DIRECTIONS —
Print the listing that follows, character for character.

PROVIDED ENTRIES —
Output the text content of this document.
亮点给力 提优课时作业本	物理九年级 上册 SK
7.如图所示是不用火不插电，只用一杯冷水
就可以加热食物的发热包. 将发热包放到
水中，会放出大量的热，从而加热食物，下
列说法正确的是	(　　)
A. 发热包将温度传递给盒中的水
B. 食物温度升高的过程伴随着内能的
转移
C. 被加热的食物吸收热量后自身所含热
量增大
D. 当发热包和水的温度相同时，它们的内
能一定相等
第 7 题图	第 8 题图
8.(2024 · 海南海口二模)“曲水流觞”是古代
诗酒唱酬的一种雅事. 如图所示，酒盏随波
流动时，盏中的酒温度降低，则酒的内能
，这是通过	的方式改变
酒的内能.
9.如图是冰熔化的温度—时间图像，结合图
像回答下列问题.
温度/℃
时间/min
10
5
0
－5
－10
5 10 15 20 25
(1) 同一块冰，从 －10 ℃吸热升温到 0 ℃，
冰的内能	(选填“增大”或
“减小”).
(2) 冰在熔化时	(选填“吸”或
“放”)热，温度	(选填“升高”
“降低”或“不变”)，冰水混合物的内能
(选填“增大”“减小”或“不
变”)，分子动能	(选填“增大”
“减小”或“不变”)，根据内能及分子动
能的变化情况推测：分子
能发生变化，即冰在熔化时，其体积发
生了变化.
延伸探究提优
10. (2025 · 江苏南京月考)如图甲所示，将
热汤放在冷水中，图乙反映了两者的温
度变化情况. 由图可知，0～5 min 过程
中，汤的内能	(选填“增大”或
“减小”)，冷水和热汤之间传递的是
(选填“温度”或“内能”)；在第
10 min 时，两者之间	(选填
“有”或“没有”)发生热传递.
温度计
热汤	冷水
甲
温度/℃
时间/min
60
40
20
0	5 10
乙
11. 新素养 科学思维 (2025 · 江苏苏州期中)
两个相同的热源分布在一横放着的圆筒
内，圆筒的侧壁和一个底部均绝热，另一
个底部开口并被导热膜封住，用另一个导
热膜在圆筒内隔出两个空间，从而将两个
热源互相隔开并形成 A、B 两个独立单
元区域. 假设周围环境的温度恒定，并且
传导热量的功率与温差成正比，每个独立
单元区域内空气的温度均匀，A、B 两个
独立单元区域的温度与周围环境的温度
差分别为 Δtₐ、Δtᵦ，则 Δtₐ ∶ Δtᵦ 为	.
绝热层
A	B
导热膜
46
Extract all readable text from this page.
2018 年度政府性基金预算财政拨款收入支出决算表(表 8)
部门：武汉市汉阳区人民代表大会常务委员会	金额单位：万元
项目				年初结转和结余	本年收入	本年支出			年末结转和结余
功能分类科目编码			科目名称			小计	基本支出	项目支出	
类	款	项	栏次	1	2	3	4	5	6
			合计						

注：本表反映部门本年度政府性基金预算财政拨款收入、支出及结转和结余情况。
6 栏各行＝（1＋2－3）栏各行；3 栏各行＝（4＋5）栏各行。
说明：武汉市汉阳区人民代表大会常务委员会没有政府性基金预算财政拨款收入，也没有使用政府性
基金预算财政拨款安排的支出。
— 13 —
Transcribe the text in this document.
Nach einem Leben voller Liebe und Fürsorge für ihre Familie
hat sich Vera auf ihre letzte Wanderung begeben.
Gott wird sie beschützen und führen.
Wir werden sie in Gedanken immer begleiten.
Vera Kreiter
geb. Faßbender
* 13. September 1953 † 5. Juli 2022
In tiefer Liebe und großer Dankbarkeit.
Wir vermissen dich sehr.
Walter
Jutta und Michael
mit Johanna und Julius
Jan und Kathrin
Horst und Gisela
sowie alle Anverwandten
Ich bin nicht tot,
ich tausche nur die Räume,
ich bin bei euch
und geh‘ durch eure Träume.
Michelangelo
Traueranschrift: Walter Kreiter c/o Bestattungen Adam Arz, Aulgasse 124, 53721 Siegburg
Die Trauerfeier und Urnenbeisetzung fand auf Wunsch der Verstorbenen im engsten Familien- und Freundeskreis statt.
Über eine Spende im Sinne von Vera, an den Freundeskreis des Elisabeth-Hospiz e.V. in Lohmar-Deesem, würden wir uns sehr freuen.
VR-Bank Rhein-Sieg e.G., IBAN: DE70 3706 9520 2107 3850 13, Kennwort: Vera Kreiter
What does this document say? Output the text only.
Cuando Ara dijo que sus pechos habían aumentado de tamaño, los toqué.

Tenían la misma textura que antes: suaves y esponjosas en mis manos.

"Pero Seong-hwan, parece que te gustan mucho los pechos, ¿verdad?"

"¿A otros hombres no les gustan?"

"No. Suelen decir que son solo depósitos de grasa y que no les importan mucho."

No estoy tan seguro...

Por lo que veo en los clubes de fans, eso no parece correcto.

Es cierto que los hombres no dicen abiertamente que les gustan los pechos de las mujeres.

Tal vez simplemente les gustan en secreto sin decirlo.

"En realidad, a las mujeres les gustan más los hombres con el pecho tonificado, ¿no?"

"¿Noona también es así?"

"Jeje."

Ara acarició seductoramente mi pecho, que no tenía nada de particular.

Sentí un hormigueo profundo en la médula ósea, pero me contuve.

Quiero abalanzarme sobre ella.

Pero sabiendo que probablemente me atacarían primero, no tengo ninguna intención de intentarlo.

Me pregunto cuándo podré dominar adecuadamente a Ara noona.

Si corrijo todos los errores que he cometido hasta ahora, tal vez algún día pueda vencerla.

RESPONSE —
Output the text content of this document.
亮点给力 提优课时作业本	物理九年级 上册 SK
7.如图所示是不用火不插电，只用一杯冷水
就可以加热食物的发热包. 将发热包放到
水中，会放出大量的热，从而加热食物，下
列说法正确的是	(　　)
A. 发热包将温度传递给盒中的水
B. 食物温度升高的过程伴随着内能的
转移
C. 被加热的食物吸收热量后自身所含热
量增大
D. 当发热包和水的温度相同时，它们的内
能一定相等
第 7 题图	第 8 题图
8.(2024 · 海南海口二模)“曲水流觞”是古代
诗酒唱酬的一种雅事. 如图所示，酒盏随波
流动时，盏中的酒温度降低，则酒的内能
，这是通过	的方式改变
酒的内能.
9.如图是冰熔化的温度—时间图像，结合图
像回答下列问题.
温度/℃
时间/min
10
5
0
－5
－10
5 10 15 20 25
(1) 同一块冰，从 －10 ℃吸热升温到 0 ℃，
冰的内能	(选填“增大”或
“减小”).
(2) 冰在熔化时	(选填“吸”或
“放”)热，温度	(选填“升高”
“降低”或“不变”)，冰水混合物的内能
(选填“增大”“减小”或“不
变”)，分子动能	(选填“增大”
“减小”或“不变”)，根据内能及分子动
能的变化情况推测：分子
能发生变化，即冰在熔化时，其体积发
生了变化.
延伸探究提优
10. (2025 · 江苏南京月考)如图甲所示，将
热汤放在冷水中，图乙反映了两者的温
度变化情况. 由图可知，0～5 min 过程
中，汤的内能	(选填“增大”或
“减小”)，冷水和热汤之间传递的是
(选填“温度”或“内能”)；在第
10 min 时，两者之间	(选填
“有”或“没有”)发生热传递.
温度计
热汤	冷水
甲
温度/℃
时间/min
60
40
20
0	5 10
乙
11. 新素养 科学思维 (2025 · 江苏苏州期中)
两个相同的热源分布在一横放着的圆筒
内，圆筒的侧壁和一个底部均绝热，另一
个底部开口并被导热膜封住，用另一个导
热膜在圆筒内隔出两个空间，从而将两个
热源互相隔开并形成 A、B 两个独立单
元区域. 假设周围环境的温度恒定，并且
传导热量的功率与温差成正比，每个独立
单元区域内空气的温度均匀，A、B 两个
独立单元区域的温度与周围环境的温度
差分别为 Δtₐ、Δtᵦ，则 Δtₐ ∶ Δtᵦ 为	.
绝热层
A	B
导热膜
46
Extract all readable text from this page.
2018 年度政府性基金预算财政拨款收入支出决算表(表 8)
部门：武汉市汉阳区人民代表大会常务委员会	金额单位：万元
项目				年初结转和结余	本年收入	本年支出			年末结转和结余
功能分类科目编码			科目名称			小计	基本支出	项目支出	
类	款	项	栏次	1	2	3	4	5	6
			合计						

注：本表反映部门本年度政府性基金预算财政拨款收入、支出及结转和结余情况。
6 栏各行＝（1＋2－3）栏各行；3 栏各行＝（4＋5）栏各行。
说明：武汉市汉阳区人民代表大会常务委员会没有政府性基金预算财政拨款收入，也没有使用政府性
基金预算财政拨款安排的支出。
— 13 —
Transcribe the text in this document.
Nach einem Leben voller Liebe und Fürsorge für ihre Familie
hat sich Vera auf ihre letzte Wanderung begeben.
Gott wird sie beschützen und führen.
Wir werden sie in Gedanken immer begleiten.
Vera Kreiter
geb. Faßbender
* 13. September 1953 † 5. Juli 2022
In tiefer Liebe und großer Dankbarkeit.
Wir vermissen dich sehr.
Walter
Jutta und Michael
mit Johanna und Julius
Jan und Kathrin
Horst und Gisela
sowie alle Anverwandten
Ich bin nicht tot,
ich tausche nur die Räume,
ich bin bei euch
und geh‘ durch eure Träume.
Michelangelo
Traueranschrift: Walter Kreiter c/o Bestattungen Adam Arz, Aulgasse 124, 53721 Siegburg
Die Trauerfeier und Urnenbeisetzung fand auf Wunsch der Verstorbenen im engsten Familien- und Freundeskreis statt.
Über eine Spende im Sinne von Vera, an den Freundeskreis des Elisabeth-Hospiz e.V. in Lohmar-Deesem, würden wir uns sehr freuen.
VR-Bank Rhein-Sieg e.G., IBAN: DE70 3706 9520 2107 3850 13, Kennwort: Vera Kreiter
What does this document say? Output the text only.
Cuando Ara dijo que sus pechos habían aumentado de tamaño, los toqué.

Tenían la misma textura que antes: suaves y esponjosas en mis manos.

"Pero Seong-hwan, parece que te gustan mucho los pechos, ¿verdad?"

"¿A otros hombres no les gustan?"

"No. Suelen decir que son solo depósitos de grasa y que no les importan mucho."

No estoy tan seguro...

Por lo que veo en los clubes de fans, eso no parece correcto.

Es cierto que los hombres no dicen abiertamente que les gustan los pechos de las mujeres.

Tal vez simplemente les gustan en secreto sin decirlo.

"En realidad, a las mujeres les gustan más los hombres con el pecho tonificado, ¿no?"

"¿Noona también es así?"

"Jeje."

Ara acarició seductoramente mi pecho, que no tenía nada de particular.

Sentí un hormigueo profundo en la médula ósea, pero me contuve.

Quiero abalanzarme sobre ella.

Pero sabiendo que probablemente me atacarían primero, no tengo ninguna intención de intentarlo.

Me pregunto cuándo podré dominar adecuadamente a Ara noona.

Si corrijo todos los errores que he cometido hasta ahora, tal vez algún día pueda vencerla.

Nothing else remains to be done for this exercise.